[What is expected]:
Pick out each line below containing "domowy".

[Exercise input]:
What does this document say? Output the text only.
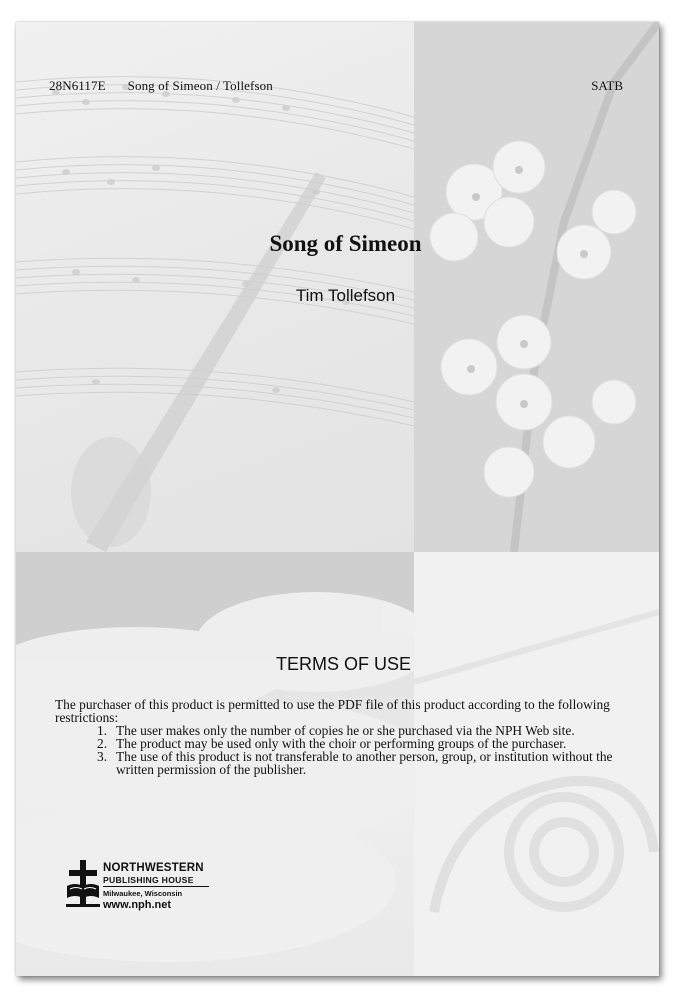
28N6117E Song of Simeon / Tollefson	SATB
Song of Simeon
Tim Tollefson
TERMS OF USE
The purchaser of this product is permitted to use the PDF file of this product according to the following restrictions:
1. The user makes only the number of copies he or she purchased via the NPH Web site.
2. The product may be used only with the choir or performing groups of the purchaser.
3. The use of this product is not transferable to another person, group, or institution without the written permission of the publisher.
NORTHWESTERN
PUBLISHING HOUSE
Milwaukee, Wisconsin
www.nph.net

...

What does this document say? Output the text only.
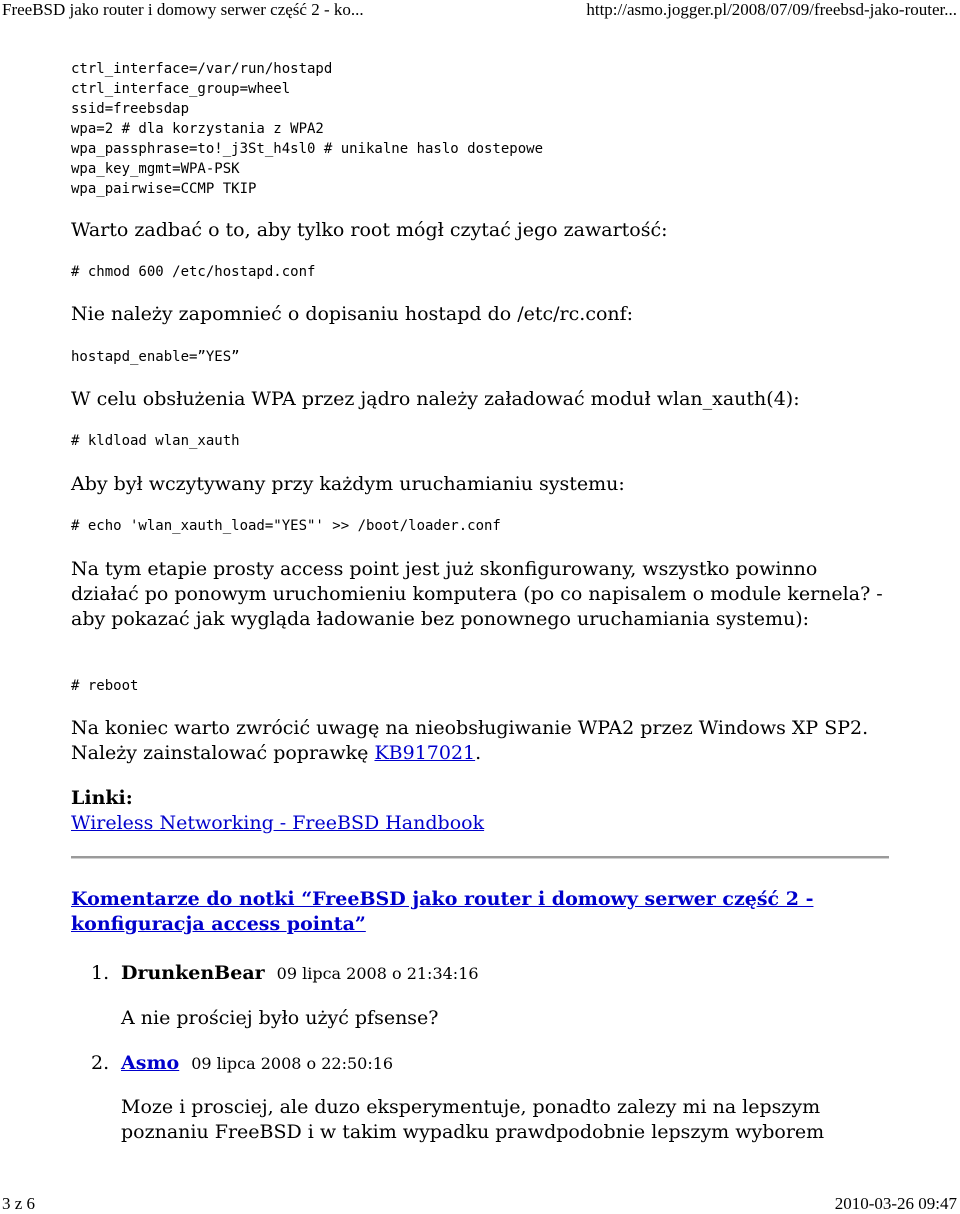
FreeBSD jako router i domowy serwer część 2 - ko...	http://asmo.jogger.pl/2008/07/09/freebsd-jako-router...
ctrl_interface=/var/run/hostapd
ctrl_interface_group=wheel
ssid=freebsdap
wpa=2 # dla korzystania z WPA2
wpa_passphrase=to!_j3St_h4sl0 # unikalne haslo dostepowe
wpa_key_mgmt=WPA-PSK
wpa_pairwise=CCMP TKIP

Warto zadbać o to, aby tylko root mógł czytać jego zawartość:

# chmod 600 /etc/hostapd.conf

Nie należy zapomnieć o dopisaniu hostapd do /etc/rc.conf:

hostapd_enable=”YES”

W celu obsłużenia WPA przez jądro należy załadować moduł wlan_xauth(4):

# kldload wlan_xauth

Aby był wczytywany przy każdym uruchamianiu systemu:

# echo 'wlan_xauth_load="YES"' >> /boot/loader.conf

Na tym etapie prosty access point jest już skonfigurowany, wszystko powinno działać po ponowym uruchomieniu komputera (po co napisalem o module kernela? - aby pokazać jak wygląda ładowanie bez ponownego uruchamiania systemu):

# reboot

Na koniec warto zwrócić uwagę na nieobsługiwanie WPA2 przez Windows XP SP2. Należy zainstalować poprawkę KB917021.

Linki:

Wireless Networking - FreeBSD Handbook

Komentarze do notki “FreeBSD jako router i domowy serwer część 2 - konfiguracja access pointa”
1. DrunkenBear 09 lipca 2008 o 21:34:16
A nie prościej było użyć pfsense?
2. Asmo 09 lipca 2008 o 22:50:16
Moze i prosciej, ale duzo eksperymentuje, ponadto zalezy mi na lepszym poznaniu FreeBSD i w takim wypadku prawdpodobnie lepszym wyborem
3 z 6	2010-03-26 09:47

[Written answer]:
FreeBSD jako router i domowy serwer część 2 - ko...	http://asmo.jogger.pl/2008/07/09/freebsd-jako-router...
Komentarze do notki “FreeBSD jako router i domowy serwer część 2 - konfiguracja access pointa”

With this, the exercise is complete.